Problem to work on >> Transcribe every line of the listing below without any deviation.

Listed entries >>
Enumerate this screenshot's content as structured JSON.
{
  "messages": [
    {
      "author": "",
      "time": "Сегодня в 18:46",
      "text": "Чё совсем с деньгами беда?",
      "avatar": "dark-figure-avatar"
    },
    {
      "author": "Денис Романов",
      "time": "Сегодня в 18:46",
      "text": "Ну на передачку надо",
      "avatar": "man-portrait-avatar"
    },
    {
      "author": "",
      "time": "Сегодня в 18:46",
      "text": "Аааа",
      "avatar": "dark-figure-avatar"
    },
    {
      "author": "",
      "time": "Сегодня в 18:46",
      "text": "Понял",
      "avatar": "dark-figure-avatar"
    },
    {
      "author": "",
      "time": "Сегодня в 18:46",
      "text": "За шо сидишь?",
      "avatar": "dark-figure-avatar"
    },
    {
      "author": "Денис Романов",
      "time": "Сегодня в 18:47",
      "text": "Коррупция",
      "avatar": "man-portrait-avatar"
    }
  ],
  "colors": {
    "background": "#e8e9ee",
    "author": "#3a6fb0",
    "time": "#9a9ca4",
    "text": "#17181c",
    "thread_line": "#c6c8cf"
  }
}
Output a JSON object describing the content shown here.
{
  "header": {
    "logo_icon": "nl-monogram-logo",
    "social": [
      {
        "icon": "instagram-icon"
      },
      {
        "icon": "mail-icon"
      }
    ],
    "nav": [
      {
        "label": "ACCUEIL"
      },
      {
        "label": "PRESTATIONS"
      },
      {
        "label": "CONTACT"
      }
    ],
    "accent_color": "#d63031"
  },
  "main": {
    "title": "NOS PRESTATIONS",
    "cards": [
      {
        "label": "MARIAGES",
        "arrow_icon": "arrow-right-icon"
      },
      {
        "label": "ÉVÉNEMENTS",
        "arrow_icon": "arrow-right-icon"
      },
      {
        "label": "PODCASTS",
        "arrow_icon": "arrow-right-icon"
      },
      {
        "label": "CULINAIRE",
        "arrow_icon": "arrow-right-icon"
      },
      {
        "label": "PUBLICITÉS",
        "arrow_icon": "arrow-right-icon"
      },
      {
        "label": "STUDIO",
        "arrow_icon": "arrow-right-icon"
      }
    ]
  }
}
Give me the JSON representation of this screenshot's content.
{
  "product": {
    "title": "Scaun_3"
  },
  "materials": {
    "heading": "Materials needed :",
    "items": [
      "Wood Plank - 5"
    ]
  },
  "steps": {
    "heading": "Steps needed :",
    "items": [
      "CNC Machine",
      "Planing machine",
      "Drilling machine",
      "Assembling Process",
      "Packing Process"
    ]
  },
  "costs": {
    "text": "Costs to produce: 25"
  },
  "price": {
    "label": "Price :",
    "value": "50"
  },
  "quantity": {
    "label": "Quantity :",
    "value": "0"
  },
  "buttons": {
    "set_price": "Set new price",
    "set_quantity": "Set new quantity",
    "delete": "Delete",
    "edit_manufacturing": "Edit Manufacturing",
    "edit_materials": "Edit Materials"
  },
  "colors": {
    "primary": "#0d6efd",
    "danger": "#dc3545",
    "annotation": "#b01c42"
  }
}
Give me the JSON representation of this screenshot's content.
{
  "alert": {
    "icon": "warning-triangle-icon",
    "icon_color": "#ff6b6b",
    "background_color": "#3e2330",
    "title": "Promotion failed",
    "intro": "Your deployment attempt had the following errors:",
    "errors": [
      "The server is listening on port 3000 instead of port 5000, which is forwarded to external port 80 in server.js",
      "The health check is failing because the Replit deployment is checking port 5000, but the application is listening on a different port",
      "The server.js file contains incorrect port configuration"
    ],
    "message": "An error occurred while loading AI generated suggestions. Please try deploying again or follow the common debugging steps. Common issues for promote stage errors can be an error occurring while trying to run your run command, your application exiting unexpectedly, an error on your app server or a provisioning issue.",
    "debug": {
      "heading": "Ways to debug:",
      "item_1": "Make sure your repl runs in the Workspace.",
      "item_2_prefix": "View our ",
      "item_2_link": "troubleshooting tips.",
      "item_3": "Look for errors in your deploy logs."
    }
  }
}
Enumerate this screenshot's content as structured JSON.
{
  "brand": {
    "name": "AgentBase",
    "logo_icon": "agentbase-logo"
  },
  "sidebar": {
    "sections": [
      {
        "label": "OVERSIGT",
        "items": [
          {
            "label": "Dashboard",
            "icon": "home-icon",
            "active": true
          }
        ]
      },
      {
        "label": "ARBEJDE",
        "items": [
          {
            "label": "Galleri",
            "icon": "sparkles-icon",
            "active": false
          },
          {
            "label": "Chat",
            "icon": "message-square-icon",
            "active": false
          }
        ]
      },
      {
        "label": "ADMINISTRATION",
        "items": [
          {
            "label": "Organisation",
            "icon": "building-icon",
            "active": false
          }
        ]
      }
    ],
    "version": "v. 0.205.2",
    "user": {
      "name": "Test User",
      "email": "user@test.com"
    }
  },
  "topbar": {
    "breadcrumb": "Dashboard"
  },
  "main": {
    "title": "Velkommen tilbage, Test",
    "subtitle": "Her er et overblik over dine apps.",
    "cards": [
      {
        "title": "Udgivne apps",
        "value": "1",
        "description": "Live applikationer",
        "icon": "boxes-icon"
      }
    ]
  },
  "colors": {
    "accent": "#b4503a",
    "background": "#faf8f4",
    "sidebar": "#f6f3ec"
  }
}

Exercise solution >>
Enumerate this screenshot's content as structured JSON.
{
  "messages": [
    {
      "author": "",
      "time": "Сегодня в 18:46",
      "text": "Чё совсем с деньгами беда?",
      "avatar": "dark-figure-avatar"
    },
    {
      "author": "Денис Романов",
      "time": "Сегодня в 18:46",
      "text": "Ну на передачку надо",
      "avatar": "man-portrait-avatar"
    },
    {
      "author": "",
      "time": "Сегодня в 18:46",
      "text": "Аааа",
      "avatar": "dark-figure-avatar"
    },
    {
      "author": "",
      "time": "Сегодня в 18:46",
      "text": "Понял",
      "avatar": "dark-figure-avatar"
    },
    {
      "author": "",
      "time": "Сегодня в 18:46",
      "text": "За шо сидишь?",
      "avatar": "dark-figure-avatar"
    },
    {
      "author": "Денис Романов",
      "time": "Сегодня в 18:47",
      "text": "Коррупция",
      "avatar": "man-portrait-avatar"
    }
  ],
  "colors": {
    "background": "#e8e9ee",
    "author": "#3a6fb0",
    "time": "#9a9ca4",
    "text": "#17181c",
    "thread_line": "#c6c8cf"
  }
}
Output a JSON object describing the content shown here.
{
  "header": {
    "logo_icon": "nl-monogram-logo",
    "social": [
      {
        "icon": "instagram-icon"
      },
      {
        "icon": "mail-icon"
      }
    ],
    "nav": [
      {
        "label": "ACCUEIL"
      },
      {
        "label": "PRESTATIONS"
      },
      {
        "label": "CONTACT"
      }
    ],
    "accent_color": "#d63031"
  },
  "main": {
    "title": "NOS PRESTATIONS",
    "cards": [
      {
        "label": "MARIAGES",
        "arrow_icon": "arrow-right-icon"
      },
      {
        "label": "ÉVÉNEMENTS",
        "arrow_icon": "arrow-right-icon"
      },
      {
        "label": "PODCASTS",
        "arrow_icon": "arrow-right-icon"
      },
      {
        "label": "CULINAIRE",
        "arrow_icon": "arrow-right-icon"
      },
      {
        "label": "PUBLICITÉS",
        "arrow_icon": "arrow-right-icon"
      },
      {
        "label": "STUDIO",
        "arrow_icon": "arrow-right-icon"
      }
    ]
  }
}
Give me the JSON representation of this screenshot's content.
{
  "product": {
    "title": "Scaun_3"
  },
  "materials": {
    "heading": "Materials needed :",
    "items": [
      "Wood Plank - 5"
    ]
  },
  "steps": {
    "heading": "Steps needed :",
    "items": [
      "CNC Machine",
      "Planing machine",
      "Drilling machine",
      "Assembling Process",
      "Packing Process"
    ]
  },
  "costs": {
    "text": "Costs to produce: 25"
  },
  "price": {
    "label": "Price :",
    "value": "50"
  },
  "quantity": {
    "label": "Quantity :",
    "value": "0"
  },
  "buttons": {
    "set_price": "Set new price",
    "set_quantity": "Set new quantity",
    "delete": "Delete",
    "edit_manufacturing": "Edit Manufacturing",
    "edit_materials": "Edit Materials"
  },
  "colors": {
    "primary": "#0d6efd",
    "danger": "#dc3545",
    "annotation": "#b01c42"
  }
}
Give me the JSON representation of this screenshot's content.
{
  "alert": {
    "icon": "warning-triangle-icon",
    "icon_color": "#ff6b6b",
    "background_color": "#3e2330",
    "title": "Promotion failed",
    "intro": "Your deployment attempt had the following errors:",
    "errors": [
      "The server is listening on port 3000 instead of port 5000, which is forwarded to external port 80 in server.js",
      "The health check is failing because the Replit deployment is checking port 5000, but the application is listening on a different port",
      "The server.js file contains incorrect port configuration"
    ],
    "message": "An error occurred while loading AI generated suggestions. Please try deploying again or follow the common debugging steps. Common issues for promote stage errors can be an error occurring while trying to run your run command, your application exiting unexpectedly, an error on your app server or a provisioning issue.",
    "debug": {
      "heading": "Ways to debug:",
      "item_1": "Make sure your repl runs in the Workspace.",
      "item_2_prefix": "View our ",
      "item_2_link": "troubleshooting tips.",
      "item_3": "Look for errors in your deploy logs."
    }
  }
}
Enumerate this screenshot's content as structured JSON.
{
  "brand": {
    "name": "AgentBase",
    "logo_icon": "agentbase-logo"
  },
  "sidebar": {
    "sections": [
      {
        "label": "OVERSIGT",
        "items": [
          {
            "label": "Dashboard",
            "icon": "home-icon",
            "active": true
          }
        ]
      },
      {
        "label": "ARBEJDE",
        "items": [
          {
            "label": "Galleri",
            "icon": "sparkles-icon",
            "active": false
          },
          {
            "label": "Chat",
            "icon": "message-square-icon",
            "active": false
          }
        ]
      },
      {
        "label": "ADMINISTRATION",
        "items": [
          {
            "label": "Organisation",
            "icon": "building-icon",
            "active": false
          }
        ]
      }
    ],
    "version": "v. 0.205.2",
    "user": {
      "name": "Test User",
      "email": "user@test.com"
    }
  },
  "topbar": {
    "breadcrumb": "Dashboard"
  },
  "main": {
    "title": "Velkommen tilbage, Test",
    "subtitle": "Her er et overblik over dine apps.",
    "cards": [
      {
        "title": "Udgivne apps",
        "value": "1",
        "description": "Live applikationer",
        "icon": "boxes-icon"
      }
    ]
  },
  "colors": {
    "accent": "#b4503a",
    "background": "#faf8f4",
    "sidebar": "#f6f3ec"
  }
}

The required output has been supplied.